» Short task: Pull each line containing "Usage" out of the data and copy it.

» Information given:

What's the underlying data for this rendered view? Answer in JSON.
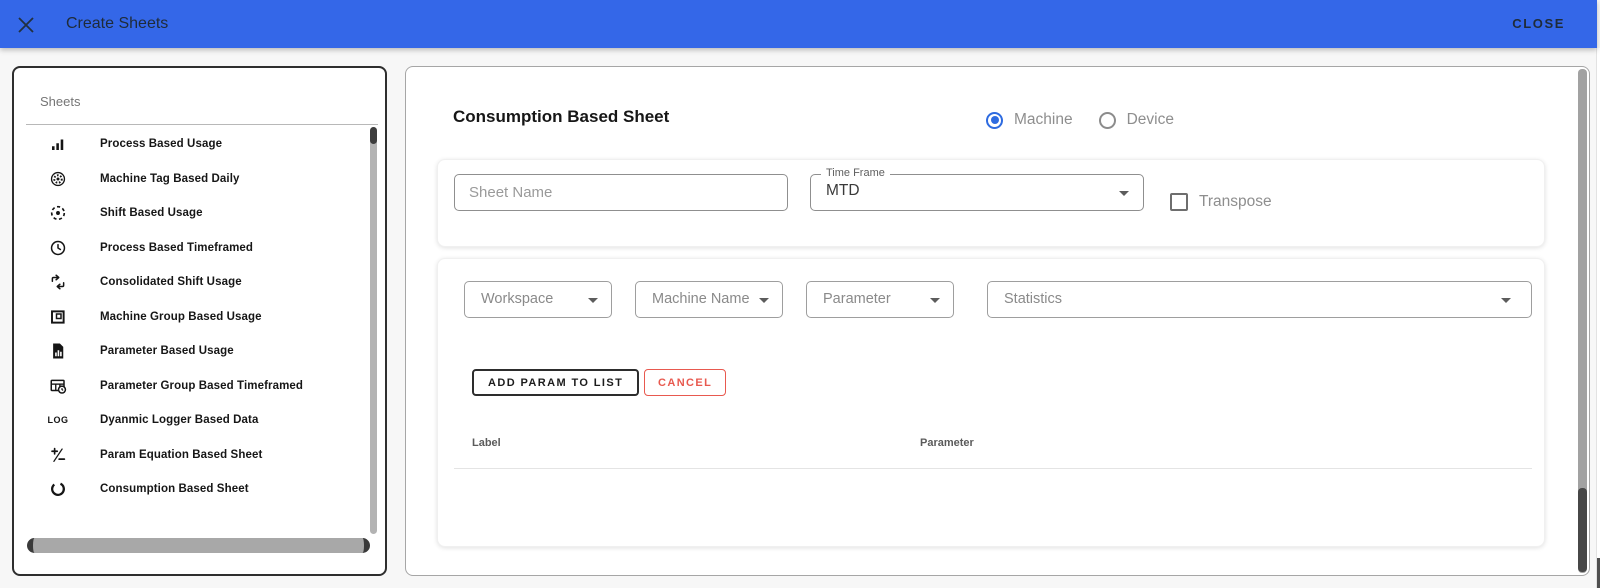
{
  "header": {
    "title": "Create Sheets",
    "close_label": "CLOSE"
  },
  "sidebar": {
    "title": "Sheets",
    "items": [
      {
        "label": "Process Based Usage",
        "icon": "bar-chart-icon"
      },
      {
        "label": "Machine Tag Based Daily",
        "icon": "gear-circle-icon"
      },
      {
        "label": "Shift Based Usage",
        "icon": "dashed-circle-icon"
      },
      {
        "label": "Process Based Timeframed",
        "icon": "clock-icon"
      },
      {
        "label": "Consolidated Shift Usage",
        "icon": "merge-arrows-icon"
      },
      {
        "label": "Machine Group Based Usage",
        "icon": "nested-squares-icon"
      },
      {
        "label": "Parameter Based Usage",
        "icon": "document-chart-icon"
      },
      {
        "label": "Parameter Group Based Timeframed",
        "icon": "table-clock-icon"
      },
      {
        "label": "Dyanmic Logger Based Data",
        "icon": "log-icon"
      },
      {
        "label": "Param Equation Based Sheet",
        "icon": "plus-minus-icon"
      },
      {
        "label": "Consumption Based Sheet",
        "icon": "loop-icon"
      }
    ]
  },
  "main": {
    "title": "Consumption Based Sheet",
    "radio_group": {
      "options": [
        {
          "label": "Machine",
          "selected": true
        },
        {
          "label": "Device",
          "selected": false
        }
      ]
    },
    "form": {
      "sheet_name_placeholder": "Sheet Name",
      "time_frame_label": "Time Frame",
      "time_frame_value": "MTD",
      "transpose_label": "Transpose",
      "transpose_checked": false
    },
    "param_form": {
      "dropdowns": [
        {
          "label": "Workspace"
        },
        {
          "label": "Machine Name"
        },
        {
          "label": "Parameter"
        },
        {
          "label": "Statistics"
        }
      ],
      "add_button_label": "ADD PARAM TO LIST",
      "cancel_button_label": "CANCEL",
      "table": {
        "columns": [
          "Label",
          "Parameter"
        ],
        "rows": []
      }
    }
  },
  "colors": {
    "header_bg": "#3467e8",
    "radio_selected": "#2e6be0",
    "cancel_red": "#e8594f"
  }
}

» Reply:
        "label": "Process Based Usage",
        "label": "Shift Based Usage",
        "label": "Consolidated Shift Usage",
        "label": "Machine Group Based Usage",
        "label": "Parameter Based Usage",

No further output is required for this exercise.